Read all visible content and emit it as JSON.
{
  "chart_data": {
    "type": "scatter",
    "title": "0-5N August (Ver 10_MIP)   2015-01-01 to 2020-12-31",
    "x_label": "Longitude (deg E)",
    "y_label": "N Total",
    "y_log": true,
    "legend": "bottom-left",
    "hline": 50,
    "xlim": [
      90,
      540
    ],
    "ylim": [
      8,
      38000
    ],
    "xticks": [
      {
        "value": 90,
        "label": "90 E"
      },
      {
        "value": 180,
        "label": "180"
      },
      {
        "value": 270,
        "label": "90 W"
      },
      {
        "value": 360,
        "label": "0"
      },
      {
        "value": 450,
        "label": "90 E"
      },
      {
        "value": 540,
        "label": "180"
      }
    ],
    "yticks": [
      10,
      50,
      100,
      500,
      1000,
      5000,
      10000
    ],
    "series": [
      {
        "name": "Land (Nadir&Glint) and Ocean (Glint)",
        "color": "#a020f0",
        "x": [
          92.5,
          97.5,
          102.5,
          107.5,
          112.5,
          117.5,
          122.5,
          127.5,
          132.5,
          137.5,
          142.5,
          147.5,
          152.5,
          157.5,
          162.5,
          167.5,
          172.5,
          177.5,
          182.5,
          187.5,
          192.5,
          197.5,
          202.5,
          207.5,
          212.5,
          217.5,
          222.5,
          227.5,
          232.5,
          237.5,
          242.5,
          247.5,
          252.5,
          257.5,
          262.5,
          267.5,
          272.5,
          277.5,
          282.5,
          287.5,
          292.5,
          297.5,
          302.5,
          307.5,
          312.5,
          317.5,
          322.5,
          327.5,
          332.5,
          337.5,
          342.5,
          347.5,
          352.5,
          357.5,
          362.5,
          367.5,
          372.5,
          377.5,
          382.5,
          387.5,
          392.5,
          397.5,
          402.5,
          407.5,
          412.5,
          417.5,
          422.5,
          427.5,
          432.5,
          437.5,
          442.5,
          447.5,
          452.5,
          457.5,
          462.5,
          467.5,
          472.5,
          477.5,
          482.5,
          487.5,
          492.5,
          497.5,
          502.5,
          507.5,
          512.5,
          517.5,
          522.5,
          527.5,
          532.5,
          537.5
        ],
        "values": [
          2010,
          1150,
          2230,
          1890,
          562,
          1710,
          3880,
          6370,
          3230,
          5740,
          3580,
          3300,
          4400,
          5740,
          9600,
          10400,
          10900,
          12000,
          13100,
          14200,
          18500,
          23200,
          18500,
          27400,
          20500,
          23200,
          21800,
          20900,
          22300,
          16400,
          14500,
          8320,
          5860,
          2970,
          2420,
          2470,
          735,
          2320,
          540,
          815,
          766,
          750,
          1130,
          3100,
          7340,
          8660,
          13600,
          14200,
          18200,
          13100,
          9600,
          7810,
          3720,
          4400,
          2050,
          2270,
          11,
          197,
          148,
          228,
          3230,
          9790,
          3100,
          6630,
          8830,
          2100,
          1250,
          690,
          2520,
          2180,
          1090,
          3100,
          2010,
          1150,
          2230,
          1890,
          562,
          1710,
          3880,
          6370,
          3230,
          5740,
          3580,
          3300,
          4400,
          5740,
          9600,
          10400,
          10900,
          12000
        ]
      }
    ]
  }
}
= = = =
→ **What this task involves**
The records above should all be quoted exactly, please.

→ **Response to this task**
Read all visible content and emit it as JSON.
{
  "chart_data": {
    "type": "scatter",
    "title": "0-5N August (Ver 10_MIP)   2015-01-01 to 2020-12-31",
    "x_label": "Longitude (deg E)",
    "y_label": "N Total",
    "y_log": true,
    "legend": "bottom-left",
    "hline": 50,
    "xlim": [
      90,
      540
    ],
    "ylim": [
      8,
      38000
    ],
    "xticks": [
      {
        "value": 90,
        "label": "90 E"
      },
      {
        "value": 180,
        "label": "180"
      },
      {
        "value": 270,
        "label": "90 W"
      },
      {
        "value": 360,
        "label": "0"
      },
      {
        "value": 450,
        "label": "90 E"
      },
      {
        "value": 540,
        "label": "180"
      }
    ],
    "yticks": [
      10,
      50,
      100,
      500,
      1000,
      5000,
      10000
    ],
    "series": [
      {
        "name": "Land (Nadir&Glint) and Ocean (Glint)",
        "color": "#a020f0",
        "x": [
          92.5,
          97.5,
          102.5,
          107.5,
          112.5,
          117.5,
          122.5,
          127.5,
          132.5,
          137.5,
          142.5,
          147.5,
          152.5,
          157.5,
          162.5,
          167.5,
          172.5,
          177.5,
          182.5,
          187.5,
          192.5,
          197.5,
          202.5,
          207.5,
          212.5,
          217.5,
          222.5,
          227.5,
          232.5,
          237.5,
          242.5,
          247.5,
          252.5,
          257.5,
          262.5,
          267.5,
          272.5,
          277.5,
          282.5,
          287.5,
          292.5,
          297.5,
          302.5,
          307.5,
          312.5,
          317.5,
          322.5,
          327.5,
          332.5,
          337.5,
          342.5,
          347.5,
          352.5,
          357.5,
          362.5,
          367.5,
          372.5,
          377.5,
          382.5,
          387.5,
          392.5,
          397.5,
          402.5,
          407.5,
          412.5,
          417.5,
          422.5,
          427.5,
          432.5,
          437.5,
          442.5,
          447.5,
          452.5,
          457.5,
          462.5,
          467.5,
          472.5,
          477.5,
          482.5,
          487.5,
          492.5,
          497.5,
          502.5,
          507.5,
          512.5,
          517.5,
          522.5,
          527.5,
          532.5,
          537.5
        ],
        "values": [
          2010,
          1150,
          2230,
          1890,
          562,
          1710,
          3880,
          6370,
          3230,
          5740,
          3580,
          3300,
          4400,
          5740,
          9600,
          10400,
          10900,
          12000,
          13100,
          14200,
          18500,
          23200,
          18500,
          27400,
          20500,
          23200,
          21800,
          20900,
          22300,
          16400,
          14500,
          8320,
          5860,
          2970,
          2420,
          2470,
          735,
          2320,
          540,
          815,
          766,
          750,
          1130,
          3100,
          7340,
          8660,
          13600,
          14200,
          18200,
          13100,
          9600,
          7810,
          3720,
          4400,
          2050,
          2270,
          11,
          197,
          148,
          228,
          3230,
          9790,
          3100,
          6630,
          8830,
          2100,
          1250,
          690,
          2520,
          2180,
          1090,
          3100,
          2010,
          1150,
          2230,
          1890,
          562,
          1710,
          3880,
          6370,
          3230,
          5740,
          3580,
          3300,
          4400,
          5740,
          9600,
          10400,
          10900,
          12000
        ]
      }
    ]
  }
}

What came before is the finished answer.